## [What is required]
Find the lines holding "Kirche" and copy them.

## [Given information]

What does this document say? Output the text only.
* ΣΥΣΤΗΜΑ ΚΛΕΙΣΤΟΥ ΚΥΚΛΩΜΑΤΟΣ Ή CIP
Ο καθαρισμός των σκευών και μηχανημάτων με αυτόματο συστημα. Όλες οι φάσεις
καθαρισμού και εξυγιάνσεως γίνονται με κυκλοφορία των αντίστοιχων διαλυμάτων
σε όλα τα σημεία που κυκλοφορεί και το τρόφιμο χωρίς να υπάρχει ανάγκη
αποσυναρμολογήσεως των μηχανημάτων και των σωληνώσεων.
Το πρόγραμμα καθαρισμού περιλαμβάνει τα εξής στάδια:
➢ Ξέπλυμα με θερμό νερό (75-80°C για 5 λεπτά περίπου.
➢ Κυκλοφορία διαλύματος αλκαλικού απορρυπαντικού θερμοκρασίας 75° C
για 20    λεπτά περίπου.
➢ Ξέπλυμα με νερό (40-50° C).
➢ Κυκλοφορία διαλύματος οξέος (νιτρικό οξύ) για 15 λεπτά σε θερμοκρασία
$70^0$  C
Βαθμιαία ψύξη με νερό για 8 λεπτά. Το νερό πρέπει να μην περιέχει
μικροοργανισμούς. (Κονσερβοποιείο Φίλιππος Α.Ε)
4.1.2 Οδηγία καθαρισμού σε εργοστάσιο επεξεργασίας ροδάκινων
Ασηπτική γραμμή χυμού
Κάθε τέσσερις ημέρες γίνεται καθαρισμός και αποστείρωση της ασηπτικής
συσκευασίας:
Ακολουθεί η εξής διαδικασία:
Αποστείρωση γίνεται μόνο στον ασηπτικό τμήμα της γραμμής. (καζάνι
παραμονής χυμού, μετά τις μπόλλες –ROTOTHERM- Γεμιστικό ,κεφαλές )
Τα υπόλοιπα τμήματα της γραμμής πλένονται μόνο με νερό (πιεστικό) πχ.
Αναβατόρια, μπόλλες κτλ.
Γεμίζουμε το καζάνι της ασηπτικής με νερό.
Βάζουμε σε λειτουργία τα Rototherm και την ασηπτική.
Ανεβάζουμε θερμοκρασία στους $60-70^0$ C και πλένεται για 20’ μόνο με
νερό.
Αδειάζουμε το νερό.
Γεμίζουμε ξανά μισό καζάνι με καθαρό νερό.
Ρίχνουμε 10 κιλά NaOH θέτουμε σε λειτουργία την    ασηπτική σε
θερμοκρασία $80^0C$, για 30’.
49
* * *
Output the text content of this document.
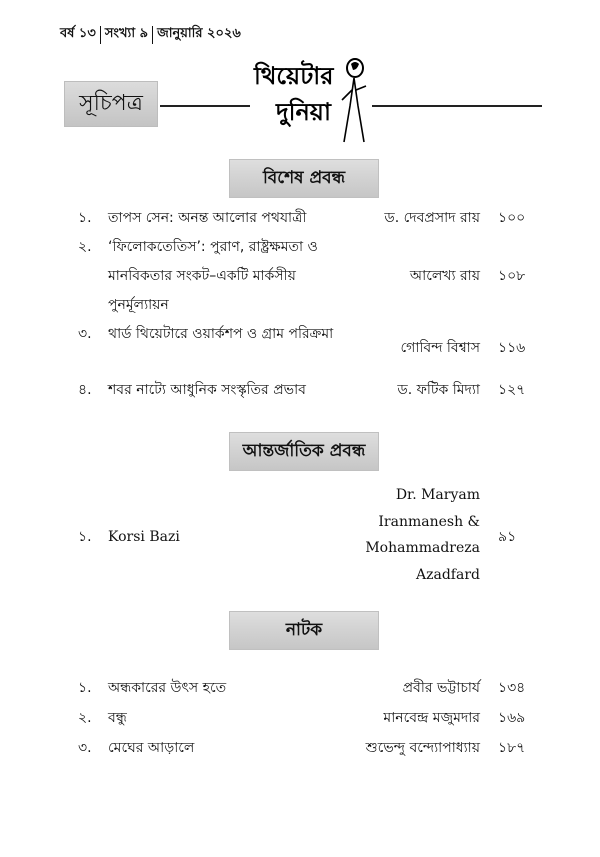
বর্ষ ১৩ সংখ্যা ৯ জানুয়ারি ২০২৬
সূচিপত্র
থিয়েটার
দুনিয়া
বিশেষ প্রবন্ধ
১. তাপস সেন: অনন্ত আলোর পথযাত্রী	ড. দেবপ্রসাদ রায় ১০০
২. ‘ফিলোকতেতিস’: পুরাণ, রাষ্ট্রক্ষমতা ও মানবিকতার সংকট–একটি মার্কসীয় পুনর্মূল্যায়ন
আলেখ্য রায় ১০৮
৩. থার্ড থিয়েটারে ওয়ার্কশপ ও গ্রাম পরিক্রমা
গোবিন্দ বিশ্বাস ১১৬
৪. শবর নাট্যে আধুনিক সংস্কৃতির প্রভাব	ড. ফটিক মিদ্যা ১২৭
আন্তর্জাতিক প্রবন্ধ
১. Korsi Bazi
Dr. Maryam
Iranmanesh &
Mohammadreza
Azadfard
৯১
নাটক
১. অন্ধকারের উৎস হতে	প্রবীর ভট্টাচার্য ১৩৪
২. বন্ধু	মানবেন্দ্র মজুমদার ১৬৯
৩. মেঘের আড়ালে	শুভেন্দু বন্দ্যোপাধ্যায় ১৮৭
---
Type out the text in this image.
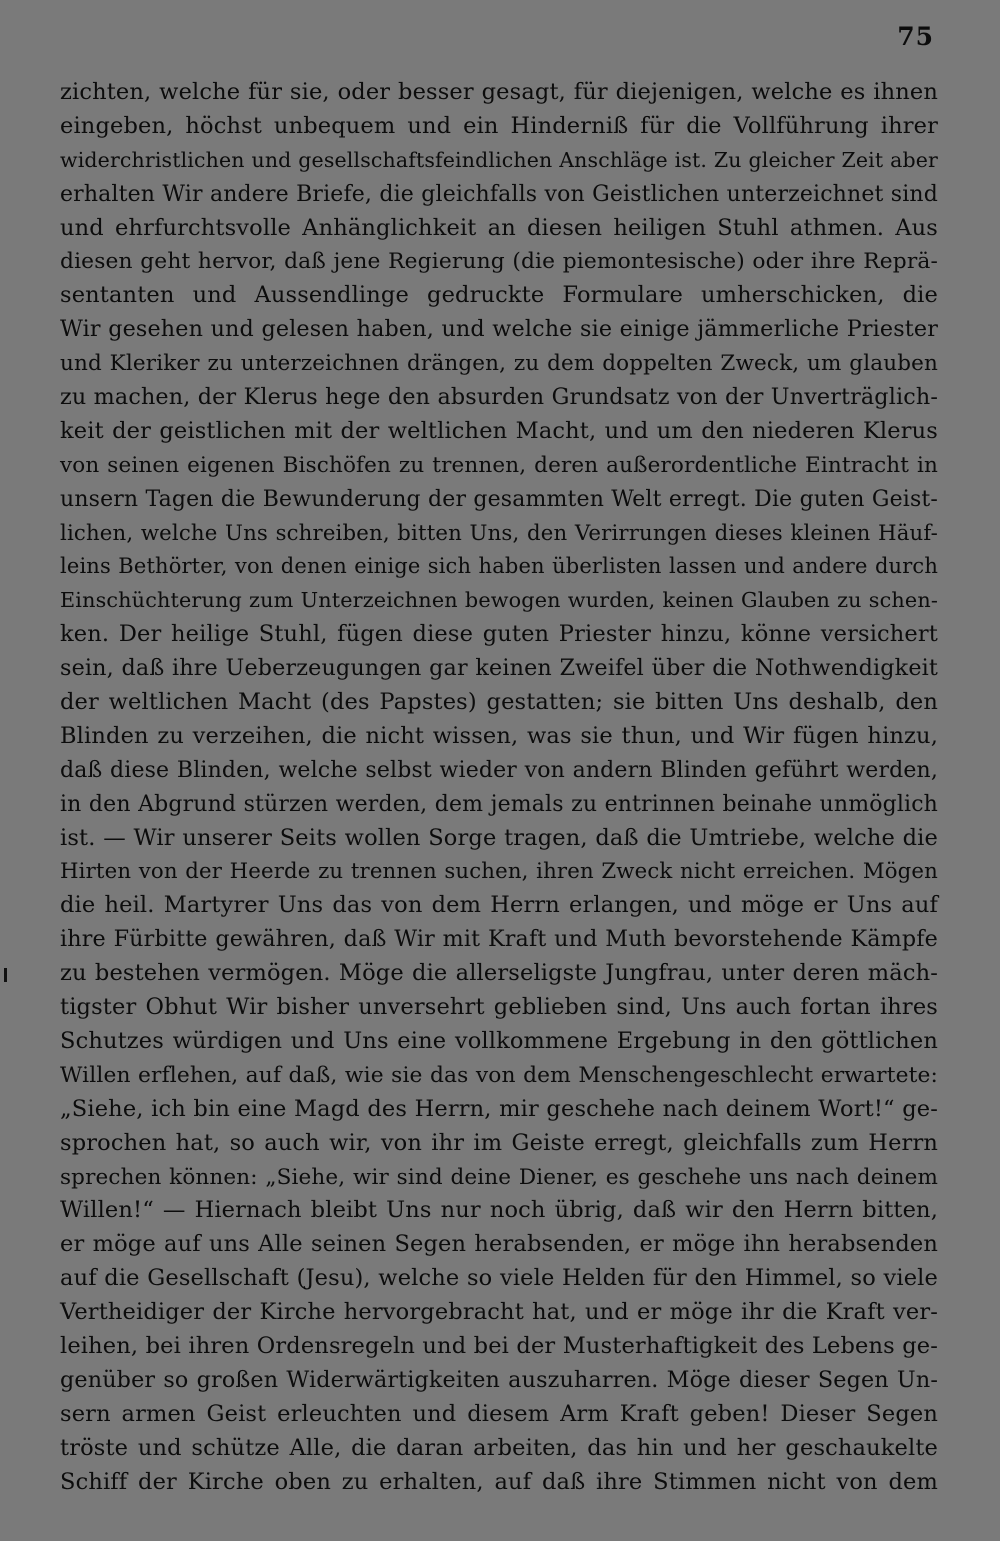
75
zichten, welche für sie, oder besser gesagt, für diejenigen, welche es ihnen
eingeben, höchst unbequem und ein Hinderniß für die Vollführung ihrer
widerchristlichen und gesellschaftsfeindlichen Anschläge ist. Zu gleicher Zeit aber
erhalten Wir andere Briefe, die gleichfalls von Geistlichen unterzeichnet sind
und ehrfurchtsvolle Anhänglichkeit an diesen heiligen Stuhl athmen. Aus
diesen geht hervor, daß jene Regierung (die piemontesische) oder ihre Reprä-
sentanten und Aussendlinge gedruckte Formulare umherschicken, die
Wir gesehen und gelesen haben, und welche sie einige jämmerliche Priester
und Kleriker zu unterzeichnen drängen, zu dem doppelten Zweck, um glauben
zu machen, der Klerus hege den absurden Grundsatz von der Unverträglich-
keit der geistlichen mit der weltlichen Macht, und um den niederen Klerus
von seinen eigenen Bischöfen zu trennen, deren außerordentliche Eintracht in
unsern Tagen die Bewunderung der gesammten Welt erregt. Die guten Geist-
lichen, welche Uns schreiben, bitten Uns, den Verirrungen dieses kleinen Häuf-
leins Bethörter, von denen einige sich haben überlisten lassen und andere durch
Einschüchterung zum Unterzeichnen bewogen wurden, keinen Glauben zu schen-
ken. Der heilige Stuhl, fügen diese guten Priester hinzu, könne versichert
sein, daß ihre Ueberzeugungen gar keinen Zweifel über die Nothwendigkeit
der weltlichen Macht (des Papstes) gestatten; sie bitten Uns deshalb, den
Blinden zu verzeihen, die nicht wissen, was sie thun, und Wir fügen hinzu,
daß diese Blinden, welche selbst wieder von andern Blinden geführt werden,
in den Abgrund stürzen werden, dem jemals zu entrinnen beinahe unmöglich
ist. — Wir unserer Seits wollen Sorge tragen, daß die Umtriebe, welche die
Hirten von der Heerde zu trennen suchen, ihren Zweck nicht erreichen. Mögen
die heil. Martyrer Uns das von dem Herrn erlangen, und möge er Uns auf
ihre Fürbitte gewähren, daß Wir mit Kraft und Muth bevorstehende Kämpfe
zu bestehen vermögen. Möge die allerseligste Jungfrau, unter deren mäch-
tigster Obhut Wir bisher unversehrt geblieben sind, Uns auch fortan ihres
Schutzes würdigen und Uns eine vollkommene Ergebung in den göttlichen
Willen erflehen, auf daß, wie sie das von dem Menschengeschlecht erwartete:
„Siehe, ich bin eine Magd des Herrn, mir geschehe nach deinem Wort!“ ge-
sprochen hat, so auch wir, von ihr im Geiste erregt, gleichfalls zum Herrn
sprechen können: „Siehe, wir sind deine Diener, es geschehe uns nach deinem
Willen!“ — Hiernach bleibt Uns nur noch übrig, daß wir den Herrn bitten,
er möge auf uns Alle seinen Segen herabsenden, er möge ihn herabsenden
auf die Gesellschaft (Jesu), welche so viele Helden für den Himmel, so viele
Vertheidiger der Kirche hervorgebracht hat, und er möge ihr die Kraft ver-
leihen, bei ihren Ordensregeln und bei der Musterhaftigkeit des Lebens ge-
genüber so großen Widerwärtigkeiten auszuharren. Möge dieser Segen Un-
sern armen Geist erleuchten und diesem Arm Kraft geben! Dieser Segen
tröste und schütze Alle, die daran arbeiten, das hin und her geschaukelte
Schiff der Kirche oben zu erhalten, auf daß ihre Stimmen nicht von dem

## [Response]
Vertheidiger der Kirche hervorgebracht hat, und er möge ihr die Kraft ver-
Schiff der Kirche oben zu erhalten, auf daß ihre Stimmen nicht von dem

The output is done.